(Items listed in a dataset)
━━━━━━━━━━━━━━━━━━━━━━━━━━━━━━

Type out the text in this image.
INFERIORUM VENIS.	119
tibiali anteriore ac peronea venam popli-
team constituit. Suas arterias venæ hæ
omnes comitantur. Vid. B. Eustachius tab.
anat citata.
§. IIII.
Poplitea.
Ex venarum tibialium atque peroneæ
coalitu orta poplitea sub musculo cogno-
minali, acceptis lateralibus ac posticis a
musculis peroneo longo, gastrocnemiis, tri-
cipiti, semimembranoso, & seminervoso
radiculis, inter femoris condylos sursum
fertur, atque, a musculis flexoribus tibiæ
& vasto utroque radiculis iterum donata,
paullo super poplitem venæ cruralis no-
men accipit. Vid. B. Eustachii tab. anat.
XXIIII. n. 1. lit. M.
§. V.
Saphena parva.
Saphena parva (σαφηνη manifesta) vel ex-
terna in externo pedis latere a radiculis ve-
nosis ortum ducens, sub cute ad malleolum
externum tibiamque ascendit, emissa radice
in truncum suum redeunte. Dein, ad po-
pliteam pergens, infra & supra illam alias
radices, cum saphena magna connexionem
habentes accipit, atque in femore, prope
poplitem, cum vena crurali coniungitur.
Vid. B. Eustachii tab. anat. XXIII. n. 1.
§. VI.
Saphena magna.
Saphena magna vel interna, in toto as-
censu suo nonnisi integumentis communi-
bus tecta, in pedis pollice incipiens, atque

━━━━━━━━━━━━━━━━━━━━━━━━━━━━━━

Problem details: Check each line of the entries for the string "magna". Copy the lines that have it.

Written response:
radices, cum saphena magna connexionem
Saphena magna.
Saphena magna vel interna, in toto as-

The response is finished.